DOCUMENT EXTRACT
• • • •
1952 Marlin 336RC in .30-30 with a 5-degree off-right indexed barrel...but it is oddly accurate, even with that.
But anyone who picks it up, notices quickly when sighting...

2005 Marlin 60...accessory rail off-kilter, and the thing shot 2"-3" groups at 50 yards, no matter what I modded...worst of any Marlin I owned...
so it got traded off for a Marlin 989-M2, which shot MUCH better

2010 Marlin 795...the accessory rail was out-of-spec, something that has been resolved since 2012 in the new Remlins.
However, I fixed it myself with a triangle file & some Krylon Flat Black

The rest of the issues were Bubba Repair Jobs...rescued rifles that needed some love & TLC...
I must say that working thru the Bubba stuff made finding Marlin Errors quite palatable...and easy to deal with, for the most part.

The 2013 Marlin's I've handled so far have had few issues, most of which are the same as the ones who went before...
• • • •
DATA ENTRIES
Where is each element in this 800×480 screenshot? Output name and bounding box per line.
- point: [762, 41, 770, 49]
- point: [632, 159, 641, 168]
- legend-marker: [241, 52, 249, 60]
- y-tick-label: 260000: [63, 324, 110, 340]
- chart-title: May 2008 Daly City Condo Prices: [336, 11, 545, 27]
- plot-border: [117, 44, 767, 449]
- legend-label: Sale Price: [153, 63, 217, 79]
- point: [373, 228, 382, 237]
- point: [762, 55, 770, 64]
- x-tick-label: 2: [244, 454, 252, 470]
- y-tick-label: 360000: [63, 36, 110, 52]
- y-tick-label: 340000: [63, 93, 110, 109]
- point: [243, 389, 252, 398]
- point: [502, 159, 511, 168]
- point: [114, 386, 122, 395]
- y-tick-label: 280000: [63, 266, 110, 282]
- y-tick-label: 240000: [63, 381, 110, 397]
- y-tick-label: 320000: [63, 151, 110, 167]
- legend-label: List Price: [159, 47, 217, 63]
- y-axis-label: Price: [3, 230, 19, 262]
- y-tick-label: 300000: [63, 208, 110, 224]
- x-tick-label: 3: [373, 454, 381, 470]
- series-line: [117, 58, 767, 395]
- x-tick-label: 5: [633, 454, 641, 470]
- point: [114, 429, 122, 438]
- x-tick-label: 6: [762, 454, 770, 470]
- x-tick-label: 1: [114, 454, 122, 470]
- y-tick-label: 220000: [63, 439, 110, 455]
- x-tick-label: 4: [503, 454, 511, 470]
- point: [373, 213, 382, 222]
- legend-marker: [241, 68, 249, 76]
• • • •
REQUIRED WORK
1 > According to the post about Marlin rifles, what did the writer use to fix the out-of-spec accessory rail on the 2010 Marlin 795?
2 > Print every line of the entries from the start of the entries down to the line containing "- y-tick-label: 360000: [63, 36, 110, 52]", including both ends.

WORKED SOLUTIONS
1 > A triangle file and some Krylon Flat Black.

2 >
Where is each element in this 800×480 screenshot? Output name and bounding box per line.
- point: [762, 41, 770, 49]
- point: [632, 159, 641, 168]
- legend-marker: [241, 52, 249, 60]
- y-tick-label: 260000: [63, 324, 110, 340]
- chart-title: May 2008 Daly City Condo Prices: [336, 11, 545, 27]
- plot-border: [117, 44, 767, 449]
- legend-label: Sale Price: [153, 63, 217, 79]
- point: [373, 228, 382, 237]
- point: [762, 55, 770, 64]
- x-tick-label: 2: [244, 454, 252, 470]
- y-tick-label: 360000: [63, 36, 110, 52]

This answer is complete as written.